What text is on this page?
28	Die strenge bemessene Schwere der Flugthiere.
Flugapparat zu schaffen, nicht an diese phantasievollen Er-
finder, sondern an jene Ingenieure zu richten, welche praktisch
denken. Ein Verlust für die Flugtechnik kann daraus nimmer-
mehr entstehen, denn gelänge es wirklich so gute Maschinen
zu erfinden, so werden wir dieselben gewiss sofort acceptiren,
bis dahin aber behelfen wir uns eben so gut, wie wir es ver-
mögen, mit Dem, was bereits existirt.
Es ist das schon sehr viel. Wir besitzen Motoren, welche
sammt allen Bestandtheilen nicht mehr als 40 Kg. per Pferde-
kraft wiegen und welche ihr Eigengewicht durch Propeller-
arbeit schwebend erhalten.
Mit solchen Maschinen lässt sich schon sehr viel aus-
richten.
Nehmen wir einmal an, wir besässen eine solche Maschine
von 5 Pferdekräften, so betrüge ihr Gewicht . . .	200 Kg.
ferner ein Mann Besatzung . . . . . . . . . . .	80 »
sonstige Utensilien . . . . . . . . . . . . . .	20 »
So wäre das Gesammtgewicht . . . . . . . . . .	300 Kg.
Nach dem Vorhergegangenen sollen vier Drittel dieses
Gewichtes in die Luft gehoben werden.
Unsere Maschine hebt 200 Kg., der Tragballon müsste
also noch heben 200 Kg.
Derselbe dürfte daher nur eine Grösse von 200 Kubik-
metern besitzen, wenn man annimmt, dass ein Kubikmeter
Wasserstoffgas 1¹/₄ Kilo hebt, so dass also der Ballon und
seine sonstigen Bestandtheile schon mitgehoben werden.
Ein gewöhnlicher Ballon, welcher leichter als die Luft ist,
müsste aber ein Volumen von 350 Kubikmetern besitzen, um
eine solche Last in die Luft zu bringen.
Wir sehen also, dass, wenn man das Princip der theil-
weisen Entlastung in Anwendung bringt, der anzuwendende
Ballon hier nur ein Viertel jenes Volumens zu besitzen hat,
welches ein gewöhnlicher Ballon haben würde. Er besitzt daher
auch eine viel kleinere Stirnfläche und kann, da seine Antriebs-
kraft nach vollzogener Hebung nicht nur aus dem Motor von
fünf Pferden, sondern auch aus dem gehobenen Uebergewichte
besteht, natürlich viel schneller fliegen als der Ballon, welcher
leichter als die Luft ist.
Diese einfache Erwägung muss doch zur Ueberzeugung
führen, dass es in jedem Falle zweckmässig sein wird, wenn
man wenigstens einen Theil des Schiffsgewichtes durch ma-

(Problem details): Copy down the material exactly as written.

(Task answer):
What text is on this page?
28	Die strenge bemessene Schwere der Flugthiere.
Flugapparat zu schaffen, nicht an diese phantasievollen Er-
finder, sondern an jene Ingenieure zu richten, welche praktisch
denken. Ein Verlust für die Flugtechnik kann daraus nimmer-
mehr entstehen, denn gelänge es wirklich so gute Maschinen
zu erfinden, so werden wir dieselben gewiss sofort acceptiren,
bis dahin aber behelfen wir uns eben so gut, wie wir es ver-
mögen, mit Dem, was bereits existirt.
Es ist das schon sehr viel. Wir besitzen Motoren, welche
sammt allen Bestandtheilen nicht mehr als 40 Kg. per Pferde-
kraft wiegen und welche ihr Eigengewicht durch Propeller-
arbeit schwebend erhalten.
Mit solchen Maschinen lässt sich schon sehr viel aus-
richten.
Nehmen wir einmal an, wir besässen eine solche Maschine
von 5 Pferdekräften, so betrüge ihr Gewicht . . .	200 Kg.
ferner ein Mann Besatzung . . . . . . . . . . .	80 »
sonstige Utensilien . . . . . . . . . . . . . .	20 »
So wäre das Gesammtgewicht . . . . . . . . . .	300 Kg.
Nach dem Vorhergegangenen sollen vier Drittel dieses
Gewichtes in die Luft gehoben werden.
Unsere Maschine hebt 200 Kg., der Tragballon müsste
also noch heben 200 Kg.
Derselbe dürfte daher nur eine Grösse von 200 Kubik-
metern besitzen, wenn man annimmt, dass ein Kubikmeter
Wasserstoffgas 1¹/₄ Kilo hebt, so dass also der Ballon und
seine sonstigen Bestandtheile schon mitgehoben werden.
Ein gewöhnlicher Ballon, welcher leichter als die Luft ist,
müsste aber ein Volumen von 350 Kubikmetern besitzen, um
eine solche Last in die Luft zu bringen.
Wir sehen also, dass, wenn man das Princip der theil-
weisen Entlastung in Anwendung bringt, der anzuwendende
Ballon hier nur ein Viertel jenes Volumens zu besitzen hat,
welches ein gewöhnlicher Ballon haben würde. Er besitzt daher
auch eine viel kleinere Stirnfläche und kann, da seine Antriebs-
kraft nach vollzogener Hebung nicht nur aus dem Motor von
fünf Pferden, sondern auch aus dem gehobenen Uebergewichte
besteht, natürlich viel schneller fliegen als der Ballon, welcher
leichter als die Luft ist.
Diese einfache Erwägung muss doch zur Ueberzeugung
führen, dass es in jedem Falle zweckmässig sein wird, wenn
man wenigstens einen Theil des Schiffsgewichtes durch ma-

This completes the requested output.